## Page text
I’ve never needed a beer more in my life. Cue the music, Clancy Brothers:
Thank God it’s February.
Yes, I’m one of the stupid idiots that committed to doing a Dry January. What a stupid thing it was.
Now, there are some people out there that have legitimate problems with alcohol trying to solve those problems with Dry January. There are people that try to lose weight through the help of Dry January. Others are just trying to start off their year with a goal to achieve, like a Dry January.
I was trying to see if I could accomplish any of those three things and prove to myself that I could stop if I wanted to.
Well, I made it. What did I learn? I can stop drinking whenever I want. But should I? Absolutely not.
I learned that my irritability as well as my undiagnosed ADHD were through the roof this month. I just felt like a caricature of myself.
Now, any logical person, licensed therapist, or medical doctor would probably agree that alcohol is not the answer to my issues. But the routine of grabbing a beer with friends is certainly a cure for a lot.
I’m not sitting here saying you need to drink to have a good time, because if you rely on it to have a good time, that’s when you have a problem. But does it make good times better? Absolutely.
I’m Irish. I’ll be dealing with something wrong for the rest of my life. But what’s life if you can’t have a beer to celebrate having dealt with that thing?

## Record excerpts

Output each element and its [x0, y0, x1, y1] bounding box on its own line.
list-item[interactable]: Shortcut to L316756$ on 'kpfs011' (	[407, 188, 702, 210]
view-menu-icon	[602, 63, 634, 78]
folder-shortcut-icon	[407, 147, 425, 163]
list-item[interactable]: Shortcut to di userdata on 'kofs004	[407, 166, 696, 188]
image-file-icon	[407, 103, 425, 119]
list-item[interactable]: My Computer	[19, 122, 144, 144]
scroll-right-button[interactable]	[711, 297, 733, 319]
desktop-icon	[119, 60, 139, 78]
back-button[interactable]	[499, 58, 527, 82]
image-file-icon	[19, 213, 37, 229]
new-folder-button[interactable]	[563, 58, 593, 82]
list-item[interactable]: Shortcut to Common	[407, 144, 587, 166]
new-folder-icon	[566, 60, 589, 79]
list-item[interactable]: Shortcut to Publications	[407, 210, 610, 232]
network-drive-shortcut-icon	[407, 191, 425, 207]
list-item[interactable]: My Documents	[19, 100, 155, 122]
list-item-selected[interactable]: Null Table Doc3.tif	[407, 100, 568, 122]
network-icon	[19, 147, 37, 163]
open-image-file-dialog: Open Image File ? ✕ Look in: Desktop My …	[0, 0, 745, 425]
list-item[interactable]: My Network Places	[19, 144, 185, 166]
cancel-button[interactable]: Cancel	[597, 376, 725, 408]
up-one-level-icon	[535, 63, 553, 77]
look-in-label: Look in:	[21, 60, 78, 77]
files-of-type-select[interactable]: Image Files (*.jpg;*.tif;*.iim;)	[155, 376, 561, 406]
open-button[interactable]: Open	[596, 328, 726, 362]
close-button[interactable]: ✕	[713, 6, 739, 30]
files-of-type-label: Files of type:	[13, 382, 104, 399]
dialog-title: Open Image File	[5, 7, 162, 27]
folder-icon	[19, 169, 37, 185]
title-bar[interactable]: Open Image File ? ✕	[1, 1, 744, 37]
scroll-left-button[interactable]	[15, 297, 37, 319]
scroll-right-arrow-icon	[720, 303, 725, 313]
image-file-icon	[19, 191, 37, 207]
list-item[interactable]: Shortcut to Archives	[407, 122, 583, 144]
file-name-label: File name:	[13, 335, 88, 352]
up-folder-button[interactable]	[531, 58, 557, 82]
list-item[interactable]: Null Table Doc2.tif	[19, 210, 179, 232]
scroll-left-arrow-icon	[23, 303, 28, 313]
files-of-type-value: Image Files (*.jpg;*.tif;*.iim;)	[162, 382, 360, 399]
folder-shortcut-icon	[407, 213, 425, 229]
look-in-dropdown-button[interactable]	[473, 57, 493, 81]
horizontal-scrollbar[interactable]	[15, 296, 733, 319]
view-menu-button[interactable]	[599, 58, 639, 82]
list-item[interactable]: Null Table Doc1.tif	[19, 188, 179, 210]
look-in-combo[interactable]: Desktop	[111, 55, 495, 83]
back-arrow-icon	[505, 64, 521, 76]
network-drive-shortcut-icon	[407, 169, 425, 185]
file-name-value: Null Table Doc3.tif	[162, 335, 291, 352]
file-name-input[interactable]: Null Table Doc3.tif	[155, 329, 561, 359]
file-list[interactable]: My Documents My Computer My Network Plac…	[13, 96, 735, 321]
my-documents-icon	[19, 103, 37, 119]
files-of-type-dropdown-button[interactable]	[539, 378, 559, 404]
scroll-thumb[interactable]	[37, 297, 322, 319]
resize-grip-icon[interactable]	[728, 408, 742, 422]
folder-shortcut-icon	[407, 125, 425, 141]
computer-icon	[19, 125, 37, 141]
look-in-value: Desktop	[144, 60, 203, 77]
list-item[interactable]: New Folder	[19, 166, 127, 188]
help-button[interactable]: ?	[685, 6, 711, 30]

## Exercise prompt
Rewrite the stretch of the Dry January text from "I learned that" through "cure for a lot.", changing "irritability" to "impatience".

## Response to this exercise
I learned that my impatience as well as my undiagnosed ADHD were through the roof this month. I just felt like a caricature of myself.
Now, any logical person, licensed therapist, or medical doctor would probably agree that alcohol is not the answer to my issues. But the routine of grabbing a beer with friends is certainly a cure for a lot.